• **TASK REQUIREMENTS**
Pick out each line with the word "Annual" from the material that follows.

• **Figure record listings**
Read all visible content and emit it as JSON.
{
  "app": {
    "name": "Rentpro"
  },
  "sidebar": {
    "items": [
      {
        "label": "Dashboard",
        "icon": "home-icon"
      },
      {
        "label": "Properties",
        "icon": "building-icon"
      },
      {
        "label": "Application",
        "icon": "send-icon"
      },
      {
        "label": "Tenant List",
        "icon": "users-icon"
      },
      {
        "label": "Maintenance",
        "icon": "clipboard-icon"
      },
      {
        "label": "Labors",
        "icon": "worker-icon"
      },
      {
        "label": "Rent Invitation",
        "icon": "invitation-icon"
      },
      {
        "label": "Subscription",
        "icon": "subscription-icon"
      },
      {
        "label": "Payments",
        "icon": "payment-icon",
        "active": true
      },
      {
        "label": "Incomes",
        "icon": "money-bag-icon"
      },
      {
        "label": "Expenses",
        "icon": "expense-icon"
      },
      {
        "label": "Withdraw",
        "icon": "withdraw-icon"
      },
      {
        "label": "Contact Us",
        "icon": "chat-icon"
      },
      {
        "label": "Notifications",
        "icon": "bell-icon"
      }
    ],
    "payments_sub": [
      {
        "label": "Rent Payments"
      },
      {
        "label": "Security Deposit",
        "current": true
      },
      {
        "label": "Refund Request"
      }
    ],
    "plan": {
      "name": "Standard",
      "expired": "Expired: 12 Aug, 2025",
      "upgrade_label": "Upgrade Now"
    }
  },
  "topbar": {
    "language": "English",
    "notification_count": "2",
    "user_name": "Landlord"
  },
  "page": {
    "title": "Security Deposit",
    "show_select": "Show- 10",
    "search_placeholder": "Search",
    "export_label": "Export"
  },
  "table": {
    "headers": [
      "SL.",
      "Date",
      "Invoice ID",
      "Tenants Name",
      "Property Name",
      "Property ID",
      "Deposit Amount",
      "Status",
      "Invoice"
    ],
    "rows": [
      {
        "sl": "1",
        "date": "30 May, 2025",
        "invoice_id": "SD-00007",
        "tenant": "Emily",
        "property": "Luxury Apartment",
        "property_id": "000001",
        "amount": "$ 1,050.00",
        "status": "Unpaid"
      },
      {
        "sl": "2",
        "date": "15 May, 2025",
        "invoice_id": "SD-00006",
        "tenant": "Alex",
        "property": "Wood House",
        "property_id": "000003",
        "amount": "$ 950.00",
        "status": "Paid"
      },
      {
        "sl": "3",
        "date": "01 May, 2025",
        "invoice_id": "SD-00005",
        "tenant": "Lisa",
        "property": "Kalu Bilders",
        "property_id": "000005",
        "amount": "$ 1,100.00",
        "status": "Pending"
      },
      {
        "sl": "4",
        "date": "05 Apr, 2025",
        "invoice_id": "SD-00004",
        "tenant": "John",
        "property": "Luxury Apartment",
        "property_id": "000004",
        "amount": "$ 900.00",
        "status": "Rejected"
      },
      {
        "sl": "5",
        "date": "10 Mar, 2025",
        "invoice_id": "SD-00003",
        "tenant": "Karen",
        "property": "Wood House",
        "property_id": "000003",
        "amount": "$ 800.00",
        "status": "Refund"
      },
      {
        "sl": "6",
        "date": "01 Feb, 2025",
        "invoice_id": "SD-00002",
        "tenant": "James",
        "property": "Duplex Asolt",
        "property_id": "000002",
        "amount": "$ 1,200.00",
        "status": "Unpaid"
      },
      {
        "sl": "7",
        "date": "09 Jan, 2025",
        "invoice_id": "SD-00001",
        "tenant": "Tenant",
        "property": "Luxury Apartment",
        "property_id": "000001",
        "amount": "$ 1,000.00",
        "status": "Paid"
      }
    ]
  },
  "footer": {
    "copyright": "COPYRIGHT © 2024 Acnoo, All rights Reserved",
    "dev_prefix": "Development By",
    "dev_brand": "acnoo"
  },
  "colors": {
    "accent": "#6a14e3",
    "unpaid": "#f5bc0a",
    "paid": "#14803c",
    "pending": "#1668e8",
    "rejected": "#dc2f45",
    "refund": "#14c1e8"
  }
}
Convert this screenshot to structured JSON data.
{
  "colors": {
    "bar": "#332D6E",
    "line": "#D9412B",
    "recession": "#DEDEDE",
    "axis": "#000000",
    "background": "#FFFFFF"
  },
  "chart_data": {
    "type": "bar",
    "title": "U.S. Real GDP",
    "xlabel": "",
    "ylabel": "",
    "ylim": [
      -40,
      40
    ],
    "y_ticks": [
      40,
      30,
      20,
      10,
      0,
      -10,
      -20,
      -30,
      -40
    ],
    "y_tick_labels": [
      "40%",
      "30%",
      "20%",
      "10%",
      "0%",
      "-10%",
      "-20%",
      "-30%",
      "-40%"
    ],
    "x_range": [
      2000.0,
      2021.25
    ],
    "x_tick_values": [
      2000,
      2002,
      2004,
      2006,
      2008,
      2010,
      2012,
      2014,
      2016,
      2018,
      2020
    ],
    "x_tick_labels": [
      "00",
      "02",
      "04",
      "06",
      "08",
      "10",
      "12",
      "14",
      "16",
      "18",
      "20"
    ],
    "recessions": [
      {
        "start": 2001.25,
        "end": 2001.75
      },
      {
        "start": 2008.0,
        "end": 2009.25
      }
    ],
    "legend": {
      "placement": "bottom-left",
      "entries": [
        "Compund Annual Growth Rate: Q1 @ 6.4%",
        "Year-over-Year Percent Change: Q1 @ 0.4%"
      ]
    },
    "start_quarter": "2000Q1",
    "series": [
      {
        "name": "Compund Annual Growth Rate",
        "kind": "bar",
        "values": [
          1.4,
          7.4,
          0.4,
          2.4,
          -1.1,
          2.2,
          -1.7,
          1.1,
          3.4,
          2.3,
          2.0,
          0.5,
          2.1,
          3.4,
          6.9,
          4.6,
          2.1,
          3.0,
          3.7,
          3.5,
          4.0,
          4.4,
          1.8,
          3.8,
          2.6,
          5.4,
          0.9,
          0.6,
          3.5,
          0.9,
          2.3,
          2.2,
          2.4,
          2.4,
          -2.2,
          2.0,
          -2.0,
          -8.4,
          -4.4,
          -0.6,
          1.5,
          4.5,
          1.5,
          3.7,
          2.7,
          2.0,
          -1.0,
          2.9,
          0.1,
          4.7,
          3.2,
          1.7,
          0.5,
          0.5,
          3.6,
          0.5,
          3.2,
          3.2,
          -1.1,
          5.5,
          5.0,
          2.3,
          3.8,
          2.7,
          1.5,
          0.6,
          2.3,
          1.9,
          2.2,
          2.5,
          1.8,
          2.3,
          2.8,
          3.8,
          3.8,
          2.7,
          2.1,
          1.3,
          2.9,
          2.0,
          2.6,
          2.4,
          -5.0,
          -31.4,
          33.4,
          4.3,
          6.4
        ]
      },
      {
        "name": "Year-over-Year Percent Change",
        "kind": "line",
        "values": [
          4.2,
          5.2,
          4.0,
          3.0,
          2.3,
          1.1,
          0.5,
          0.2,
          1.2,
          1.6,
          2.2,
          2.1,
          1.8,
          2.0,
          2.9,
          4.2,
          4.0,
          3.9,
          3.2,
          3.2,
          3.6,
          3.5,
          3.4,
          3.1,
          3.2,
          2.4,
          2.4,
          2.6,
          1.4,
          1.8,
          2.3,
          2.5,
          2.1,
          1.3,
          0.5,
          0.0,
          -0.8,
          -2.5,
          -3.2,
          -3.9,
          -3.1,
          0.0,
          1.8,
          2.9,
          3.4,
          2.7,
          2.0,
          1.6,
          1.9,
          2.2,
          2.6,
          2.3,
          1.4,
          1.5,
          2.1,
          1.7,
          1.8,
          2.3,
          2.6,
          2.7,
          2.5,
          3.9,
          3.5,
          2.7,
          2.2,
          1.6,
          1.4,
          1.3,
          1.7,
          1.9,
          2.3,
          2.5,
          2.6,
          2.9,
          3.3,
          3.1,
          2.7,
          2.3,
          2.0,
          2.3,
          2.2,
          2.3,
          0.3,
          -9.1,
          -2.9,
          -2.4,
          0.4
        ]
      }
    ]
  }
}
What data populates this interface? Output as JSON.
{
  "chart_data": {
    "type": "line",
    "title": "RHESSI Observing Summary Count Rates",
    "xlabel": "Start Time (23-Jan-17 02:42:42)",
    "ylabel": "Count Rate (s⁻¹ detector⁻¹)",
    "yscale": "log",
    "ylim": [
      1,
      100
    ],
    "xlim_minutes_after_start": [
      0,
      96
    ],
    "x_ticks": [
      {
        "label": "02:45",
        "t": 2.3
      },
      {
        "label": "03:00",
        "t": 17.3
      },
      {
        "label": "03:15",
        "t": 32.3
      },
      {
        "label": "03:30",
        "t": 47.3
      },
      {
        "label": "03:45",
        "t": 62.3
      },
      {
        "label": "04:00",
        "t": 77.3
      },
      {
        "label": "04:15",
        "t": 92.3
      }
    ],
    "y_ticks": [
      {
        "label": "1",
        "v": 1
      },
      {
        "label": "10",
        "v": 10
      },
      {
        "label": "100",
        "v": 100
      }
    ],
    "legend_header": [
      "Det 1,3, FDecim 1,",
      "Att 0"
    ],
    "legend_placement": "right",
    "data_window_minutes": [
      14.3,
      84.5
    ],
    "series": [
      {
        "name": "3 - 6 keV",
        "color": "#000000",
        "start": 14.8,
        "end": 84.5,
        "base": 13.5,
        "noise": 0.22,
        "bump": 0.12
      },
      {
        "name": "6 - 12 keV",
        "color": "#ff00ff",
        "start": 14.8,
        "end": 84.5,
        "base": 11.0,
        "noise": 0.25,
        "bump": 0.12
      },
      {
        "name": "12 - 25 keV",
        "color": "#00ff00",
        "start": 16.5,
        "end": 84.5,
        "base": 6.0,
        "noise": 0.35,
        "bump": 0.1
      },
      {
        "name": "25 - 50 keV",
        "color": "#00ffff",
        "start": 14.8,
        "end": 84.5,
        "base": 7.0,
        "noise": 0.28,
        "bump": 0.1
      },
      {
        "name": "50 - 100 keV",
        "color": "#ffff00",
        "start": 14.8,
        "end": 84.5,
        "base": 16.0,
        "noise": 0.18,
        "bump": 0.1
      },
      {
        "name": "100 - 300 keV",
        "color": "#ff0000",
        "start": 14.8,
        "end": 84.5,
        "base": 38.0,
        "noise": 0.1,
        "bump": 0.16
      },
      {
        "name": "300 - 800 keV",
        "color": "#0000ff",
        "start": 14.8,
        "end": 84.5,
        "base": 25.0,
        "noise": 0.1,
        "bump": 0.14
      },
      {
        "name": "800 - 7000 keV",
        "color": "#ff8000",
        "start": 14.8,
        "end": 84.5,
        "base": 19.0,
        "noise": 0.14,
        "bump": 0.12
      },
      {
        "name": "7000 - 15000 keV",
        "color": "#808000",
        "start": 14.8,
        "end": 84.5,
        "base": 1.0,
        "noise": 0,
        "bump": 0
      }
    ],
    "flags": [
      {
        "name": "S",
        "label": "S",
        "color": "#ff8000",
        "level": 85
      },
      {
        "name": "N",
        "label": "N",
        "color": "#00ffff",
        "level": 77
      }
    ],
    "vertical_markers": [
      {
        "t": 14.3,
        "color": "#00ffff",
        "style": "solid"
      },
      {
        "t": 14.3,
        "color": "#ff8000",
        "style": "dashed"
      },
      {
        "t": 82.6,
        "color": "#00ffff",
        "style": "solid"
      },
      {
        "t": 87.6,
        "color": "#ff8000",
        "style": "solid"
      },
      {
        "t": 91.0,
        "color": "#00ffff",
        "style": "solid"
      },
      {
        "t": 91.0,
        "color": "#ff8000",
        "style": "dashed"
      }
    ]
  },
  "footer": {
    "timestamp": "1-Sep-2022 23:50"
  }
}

• **PROBLEM SOLUTION**
        "Compund Annual Growth Rate: Q1 @ 6.4%",
        "name": "Compund Annual Growth Rate",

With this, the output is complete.